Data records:
>> START

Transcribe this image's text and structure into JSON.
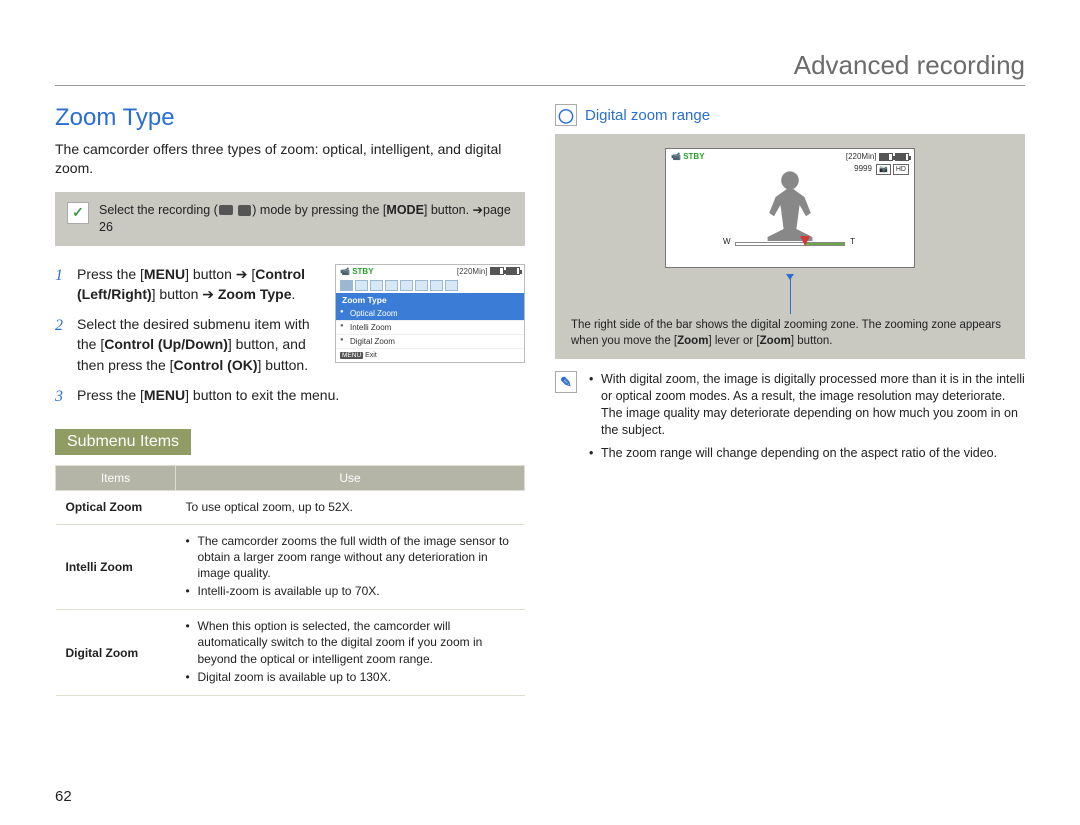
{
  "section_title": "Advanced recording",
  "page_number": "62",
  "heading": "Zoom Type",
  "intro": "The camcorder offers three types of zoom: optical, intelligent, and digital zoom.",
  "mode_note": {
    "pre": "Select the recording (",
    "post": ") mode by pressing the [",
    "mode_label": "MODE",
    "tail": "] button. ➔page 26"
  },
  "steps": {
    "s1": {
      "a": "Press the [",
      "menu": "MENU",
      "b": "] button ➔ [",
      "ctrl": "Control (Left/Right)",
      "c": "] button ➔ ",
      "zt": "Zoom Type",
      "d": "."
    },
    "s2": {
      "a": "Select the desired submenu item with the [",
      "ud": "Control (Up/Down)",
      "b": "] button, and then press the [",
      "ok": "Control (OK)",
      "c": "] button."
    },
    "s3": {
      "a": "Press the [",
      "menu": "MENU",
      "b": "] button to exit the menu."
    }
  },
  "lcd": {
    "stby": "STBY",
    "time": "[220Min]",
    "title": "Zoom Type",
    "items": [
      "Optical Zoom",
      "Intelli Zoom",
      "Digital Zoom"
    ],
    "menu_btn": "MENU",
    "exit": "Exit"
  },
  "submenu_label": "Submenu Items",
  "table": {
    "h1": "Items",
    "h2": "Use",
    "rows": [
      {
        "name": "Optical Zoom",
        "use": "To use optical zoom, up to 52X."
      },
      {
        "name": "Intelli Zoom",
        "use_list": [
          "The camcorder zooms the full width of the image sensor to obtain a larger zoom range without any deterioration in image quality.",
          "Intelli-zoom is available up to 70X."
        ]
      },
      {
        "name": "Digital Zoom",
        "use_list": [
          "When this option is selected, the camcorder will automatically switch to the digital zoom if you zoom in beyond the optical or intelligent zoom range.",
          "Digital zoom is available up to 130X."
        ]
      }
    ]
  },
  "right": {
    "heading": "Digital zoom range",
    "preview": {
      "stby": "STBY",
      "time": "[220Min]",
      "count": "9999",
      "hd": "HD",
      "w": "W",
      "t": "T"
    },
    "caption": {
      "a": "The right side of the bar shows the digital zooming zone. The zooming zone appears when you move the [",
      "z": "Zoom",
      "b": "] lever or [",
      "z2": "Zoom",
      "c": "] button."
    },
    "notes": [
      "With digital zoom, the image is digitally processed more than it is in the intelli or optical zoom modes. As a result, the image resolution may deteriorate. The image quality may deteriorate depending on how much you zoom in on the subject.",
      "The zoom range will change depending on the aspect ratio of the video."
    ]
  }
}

>> END
>> START

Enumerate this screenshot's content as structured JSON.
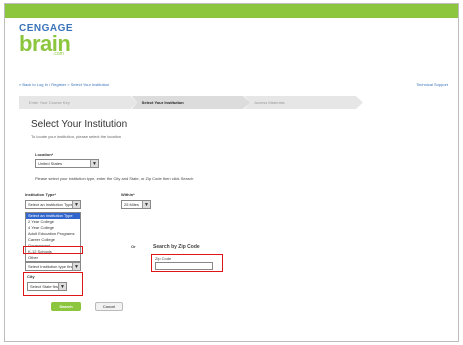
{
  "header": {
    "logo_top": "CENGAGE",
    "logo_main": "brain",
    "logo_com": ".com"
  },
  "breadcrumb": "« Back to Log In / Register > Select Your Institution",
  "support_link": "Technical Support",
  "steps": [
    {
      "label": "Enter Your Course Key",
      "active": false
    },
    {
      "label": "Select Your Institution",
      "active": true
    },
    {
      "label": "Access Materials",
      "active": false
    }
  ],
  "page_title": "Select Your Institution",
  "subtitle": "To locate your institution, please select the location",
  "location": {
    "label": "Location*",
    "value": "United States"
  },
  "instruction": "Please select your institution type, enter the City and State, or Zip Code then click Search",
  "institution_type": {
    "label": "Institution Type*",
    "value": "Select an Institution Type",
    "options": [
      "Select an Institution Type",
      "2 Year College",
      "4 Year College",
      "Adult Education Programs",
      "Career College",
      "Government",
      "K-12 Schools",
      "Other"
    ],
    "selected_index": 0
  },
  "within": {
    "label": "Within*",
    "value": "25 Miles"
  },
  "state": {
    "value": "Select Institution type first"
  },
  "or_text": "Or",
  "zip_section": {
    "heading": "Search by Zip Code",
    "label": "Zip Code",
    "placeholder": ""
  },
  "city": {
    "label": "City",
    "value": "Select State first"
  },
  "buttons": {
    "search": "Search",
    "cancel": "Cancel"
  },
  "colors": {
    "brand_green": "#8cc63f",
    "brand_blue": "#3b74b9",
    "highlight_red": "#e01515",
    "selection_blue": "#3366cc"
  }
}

>> END

**WHAT IS ASKED**
Across the material above, count every line holding "heading" and write down only the number.

**WRITTEN RESPONSE**
3